Text:

- Origin: Austin, Texas, United States
- Genres: Post-punk
- Years active: 1991–present
- Members: George Lara, Juan Miguel Ramos, Ernest Salaz, Lino Max, Paul Streckfus
- Website: glorium.bandcamp.com

= Glorium =

Glorium was a prolific art punk band that was formed in San Antonio, Texas, in 1991. After moving to Austin, Texas, in 1992, the band released several 7-inch records and albums, many on local Austin independent record labels. The band's music is a blend of post-punk, emo, art rock, classic rock, garage rock, progressive rock and noise rock with a strong DIY ethic.

Glorium toured the United States throughout the 1990s, sharing the stage with diverse acts as Fugazi, At the Drive-In, Lungfish, Slant 6, Jawbreaker, Hoover, Six-Finger Satellite, Spoon, Ruins, Brainiac, Shudder To Think, Seaweed, ...And You Will Know Us by the Trail of Dead, The Grifters, Man or Astroman?, Ed Hall, Trenchmouth and The Meices, playing basements, house shows and clubs while booking their own shows, culminating in opening for Fugazi on their Southeastern tour in 1996 along with Branch Manager. Tim Kerr (of Big Boys, Poison 13, among many others bands) produced the band's third single and first full-length album, Cinema Peligrosa, in 1994.

Glorium stopped in 1997 but still reconvenes to play the occasional show, playing a benefit for the DJ Jonathan Toubin in December 2011 during the last week of Emo's downtown.

==Members==

- George Lara – bass guitar
- Juan Ramos – drums
- Ernest Salaz – guitar, backing vocals
- Lino Max – guitar, backing vocals
- Paul Streckfus – vocals

==Discography==

===Albums===
- Cinema Peligrosa (1994) Undone Records (produced by Tim Kerr)

Tasks:
A. According to the article on the band Glorium, who produced the band's first full-length album?
B. Pick up the article on the band Glorium from its final line and keep writing it.

Given information:
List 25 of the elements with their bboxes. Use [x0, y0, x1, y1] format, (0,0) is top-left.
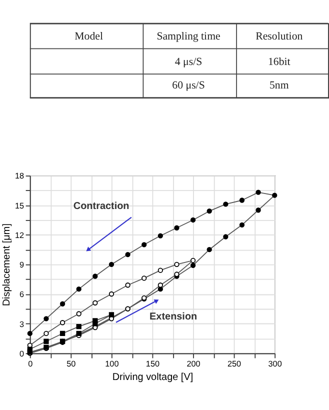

Answers given:
A. Tim Kerr

B.
- Eclipse (1997) Golden Hour Records
- Past Life Recordings (1997) Existential Vacuum Records
- Close Your Eyes (1998) Golden Hour Records
- Fantasmas (2004) Golden Hour Records

===Singles===
- "Divebomb" b/w "Chemical Angel" (1992) Existential Vacuum Records
- "Iced The Swelling" b/w "Fearless" (1992) Unclean Records
- "Hour One & Counting" (1993) Unclean Records split 7-inch with El Santo
- "G93" (1994) Powernap Records split 7-inch with Gut
- "Black Market Hearts" b/w "Walkie-Talkie'" (1997) Golden Hour Records
- "Psyklops" b/w "Future News From The Front Line" (2001) Tranquility Base

===EPs===
- Phantom Wire Transmissions (1994) Undone Records, Recorded at Sweatbox, Austin, Texas, Produced by Tim Kerr

===Cassettes===
- Demolition EP (1992) self-released
- Dream of the Insect Queen (1995) Bobby J
- Sound Recordings from the Front Room (1995) Golden Hour Records
- Dead Air Station Wagon (1995) Golden Hour Records
- Club Chit Chat (1997) Golden Hour Records

===Compilation albums===
- Live at Emo's CD (1994) Rise Records
- Seek Sound Shelter CD (1994) Dot/Zit Records
- Austin Live Houses cassette (1995) Golden Hour Records
- Econo*Pep*Rally cassette(1995) Couchfort Zine
- Crispy Chronicles CD (1996) Speed Records
- Live On KVRX: Local Live Vol. 1 CD (1997) KVRX UT Austin
- Capitol City Signals cassette (1997) Golden Hour Records
- The Eagle Has Landed 2x12" LP (1998) Tranquillity Base (Bryn Mawr, PA)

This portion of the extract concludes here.